- _TASK TO COMPLETE_
Write out the material again exactly, please, and omit the pictures.

- _DATA EXTRACT_
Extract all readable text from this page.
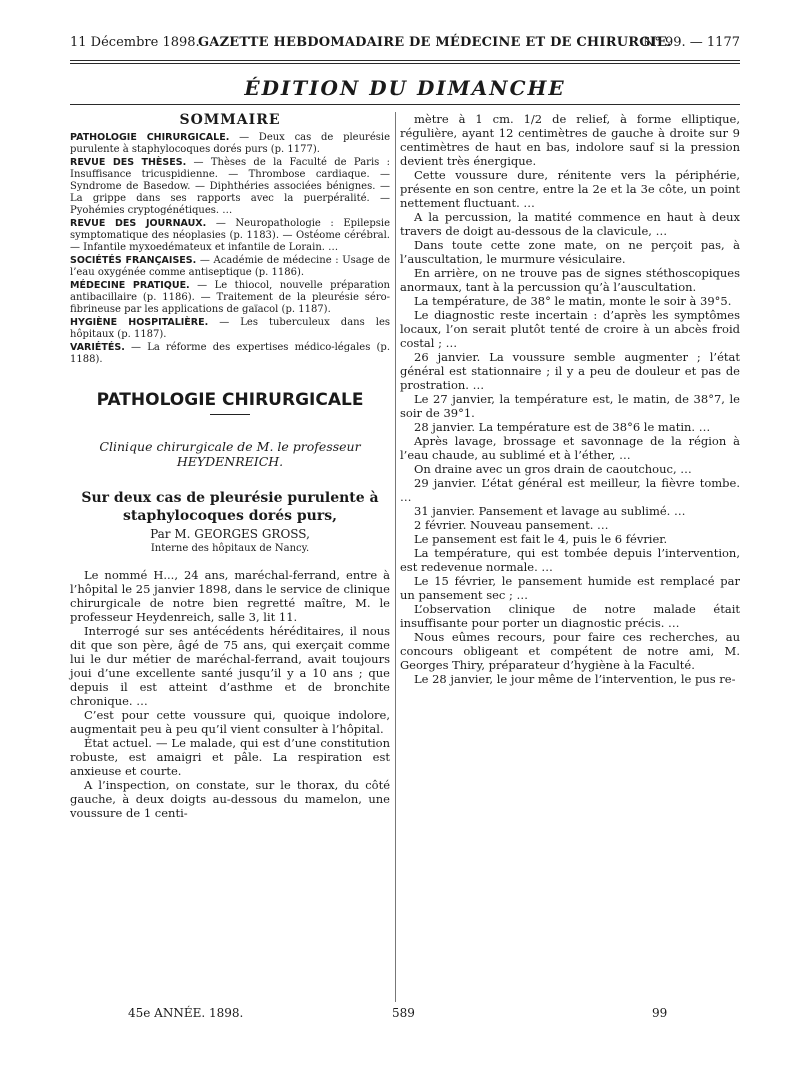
11 Décembre 1898.
GAZETTE HEBDOMADAIRE DE MÉDECINE ET DE CHIRURGIE.
N° 99. — 1177
ÉDITION DU DIMANCHE
SOMMAIRE

PATHOLOGIE CHIRURGICALE. — Deux cas de pleurésie purulente à staphylocoques dorés purs (p. 1177).

REVUE DES THÈSES. — Thèses de la Faculté de Paris : Insuffisance tricuspidienne. — Thrombose cardiaque. — Syndrome de Basedow. — Diphthéries associées bénignes. — La grippe dans ses rapports avec la puerpéralité. — Pyohémies cryptogénétiques. …

REVUE DES JOURNAUX. — Neuropathologie : Epilepsie symptomatique des néoplasies (p. 1183). — Ostéome cérébral. — Infantile myxoedémateux et infantile de Lorain. …

SOCIÉTÉS FRANÇAISES. — Académie de médecine : Usage de l’eau oxygénée comme antiseptique (p. 1186).

MÉDECINE PRATIQUE. — Le thiocol, nouvelle préparation antibacillaire (p. 1186). — Traitement de la pleurésie séro-fibrineuse par les applications de gaïacol (p. 1187).

HYGIÈNE HOSPITALIÈRE. — Les tuberculeux dans les hôpitaux (p. 1187).

VARIÉTÉS. — La réforme des expertises médico-légales (p. 1188).

PATHOLOGIE CHIRURGICALE
Clinique chirurgicale de M. le professeur HEYDENREICH.
Sur deux cas de pleurésie purulente à staphylocoques dorés purs,
Par M. GEORGES GROSS,
Interne des hôpitaux de Nancy.

Le nommé H..., 24 ans, maréchal-ferrand, entre à l’hôpital le 25 janvier 1898, dans le service de clinique chirurgicale de notre bien regretté maître, M. le professeur Heydenreich, salle 3, lit 11.

Interrogé sur ses antécédents héréditaires, il nous dit que son père, âgé de 75 ans, qui exerçait comme lui le dur métier de maréchal-ferrand, avait toujours joui d’une excellente santé jusqu’il y a 10 ans ; que depuis il est atteint d’asthme et de bronchite chronique. …

C’est pour cette voussure qui, quoique indolore, augmentait peu à peu qu’il vient consulter à l’hôpital.

État actuel. — Le malade, qui est d’une constitution robuste, est amaigri et pâle. La respiration est anxieuse et courte.

A l’inspection, on constate, sur le thorax, du côté gauche, à deux doigts au-dessous du mamelon, une voussure de 1 centi-

mètre à 1 cm. 1/2 de relief, à forme elliptique, régulière, ayant 12 centimètres de gauche à droite sur 9 centimètres de haut en bas, indolore sauf si la pression devient très énergique.

Cette voussure dure, rénitente vers la périphérie, présente en son centre, entre la 2e et la 3e côte, un point nettement fluctuant. …

A la percussion, la matité commence en haut à deux travers de doigt au-dessous de la clavicule, …

Dans toute cette zone mate, on ne perçoit pas, à l’auscultation, le murmure vésiculaire.

En arrière, on ne trouve pas de signes stéthoscopiques anormaux, tant à la percussion qu’à l’auscultation.

La température, de 38° le matin, monte le soir à 39°5.

Le diagnostic reste incertain : d’après les symptômes locaux, l’on serait plutôt tenté de croire à un abcès froid costal ; …

26 janvier. La voussure semble augmenter ; l’état général est stationnaire ; il y a peu de douleur et pas de prostration. …

Le 27 janvier, la température est, le matin, de 38°7, le soir de 39°1.

28 janvier. La température est de 38°6 le matin. …

Après lavage, brossage et savonnage de la région à l’eau chaude, au sublimé et à l’éther, …

On draine avec un gros drain de caoutchouc, …

29 janvier. L’état général est meilleur, la fièvre tombe. …

31 janvier. Pansement et lavage au sublimé. …

2 février. Nouveau pansement. …

Le pansement est fait le 4, puis le 6 février.

La température, qui est tombée depuis l’intervention, est redevenue normale. …

Le 15 février, le pansement humide est remplacé par un pansement sec ; …

L’observation clinique de notre malade était insuffisante pour porter un diagnostic précis. …

Nous eûmes recours, pour faire ces recherches, au concours obligeant et compétent de notre ami, M. Georges Thiry, préparateur d’hygiène à la Faculté.

Le 28 janvier, le jour même de l’intervention, le pus re-

45e ANNÉE. 1898.	589	99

- _CORRECT OUTPUT_
Extract all readable text from this page.
11 Décembre 1898.
GAZETTE HEBDOMADAIRE DE MÉDECINE ET DE CHIRURGIE.
N° 99. — 1177
ÉDITION DU DIMANCHE
SOMMAIRE

PATHOLOGIE CHIRURGICALE. — Deux cas de pleurésie purulente à staphylocoques dorés purs (p. 1177).

REVUE DES THÈSES. — Thèses de la Faculté de Paris : Insuffisance tricuspidienne. — Thrombose cardiaque. — Syndrome de Basedow. — Diphthéries associées bénignes. — La grippe dans ses rapports avec la puerpéralité. — Pyohémies cryptogénétiques. …

REVUE DES JOURNAUX. — Neuropathologie : Epilepsie symptomatique des néoplasies (p. 1183). — Ostéome cérébral. — Infantile myxoedémateux et infantile de Lorain. …

SOCIÉTÉS FRANÇAISES. — Académie de médecine : Usage de l’eau oxygénée comme antiseptique (p. 1186).

MÉDECINE PRATIQUE. — Le thiocol, nouvelle préparation antibacillaire (p. 1186). — Traitement de la pleurésie séro-fibrineuse par les applications de gaïacol (p. 1187).

HYGIÈNE HOSPITALIÈRE. — Les tuberculeux dans les hôpitaux (p. 1187).

VARIÉTÉS. — La réforme des expertises médico-légales (p. 1188).

PATHOLOGIE CHIRURGICALE
Clinique chirurgicale de M. le professeur HEYDENREICH.
Sur deux cas de pleurésie purulente à staphylocoques dorés purs,
Par M. GEORGES GROSS,
Interne des hôpitaux de Nancy.

Le nommé H..., 24 ans, maréchal-ferrand, entre à l’hôpital le 25 janvier 1898, dans le service de clinique chirurgicale de notre bien regretté maître, M. le professeur Heydenreich, salle 3, lit 11.

Interrogé sur ses antécédents héréditaires, il nous dit que son père, âgé de 75 ans, qui exerçait comme lui le dur métier de maréchal-ferrand, avait toujours joui d’une excellente santé jusqu’il y a 10 ans ; que depuis il est atteint d’asthme et de bronchite chronique. …

C’est pour cette voussure qui, quoique indolore, augmentait peu à peu qu’il vient consulter à l’hôpital.

État actuel. — Le malade, qui est d’une constitution robuste, est amaigri et pâle. La respiration est anxieuse et courte.

A l’inspection, on constate, sur le thorax, du côté gauche, à deux doigts au-dessous du mamelon, une voussure de 1 centi-

mètre à 1 cm. 1/2 de relief, à forme elliptique, régulière, ayant 12 centimètres de gauche à droite sur 9 centimètres de haut en bas, indolore sauf si la pression devient très énergique.

Cette voussure dure, rénitente vers la périphérie, présente en son centre, entre la 2e et la 3e côte, un point nettement fluctuant. …

A la percussion, la matité commence en haut à deux travers de doigt au-dessous de la clavicule, …

Dans toute cette zone mate, on ne perçoit pas, à l’auscultation, le murmure vésiculaire.

En arrière, on ne trouve pas de signes stéthoscopiques anormaux, tant à la percussion qu’à l’auscultation.

La température, de 38° le matin, monte le soir à 39°5.

Le diagnostic reste incertain : d’après les symptômes locaux, l’on serait plutôt tenté de croire à un abcès froid costal ; …

26 janvier. La voussure semble augmenter ; l’état général est stationnaire ; il y a peu de douleur et pas de prostration. …

Le 27 janvier, la température est, le matin, de 38°7, le soir de 39°1.

28 janvier. La température est de 38°6 le matin. …

Après lavage, brossage et savonnage de la région à l’eau chaude, au sublimé et à l’éther, …

On draine avec un gros drain de caoutchouc, …

29 janvier. L’état général est meilleur, la fièvre tombe. …

31 janvier. Pansement et lavage au sublimé. …

2 février. Nouveau pansement. …

Le pansement est fait le 4, puis le 6 février.

La température, qui est tombée depuis l’intervention, est redevenue normale. …

Le 15 février, le pansement humide est remplacé par un pansement sec ; …

L’observation clinique de notre malade était insuffisante pour porter un diagnostic précis. …

Nous eûmes recours, pour faire ces recherches, au concours obligeant et compétent de notre ami, M. Georges Thiry, préparateur d’hygiène à la Faculté.

Le 28 janvier, le jour même de l’intervention, le pus re-

45e ANNÉE. 1898.	589	99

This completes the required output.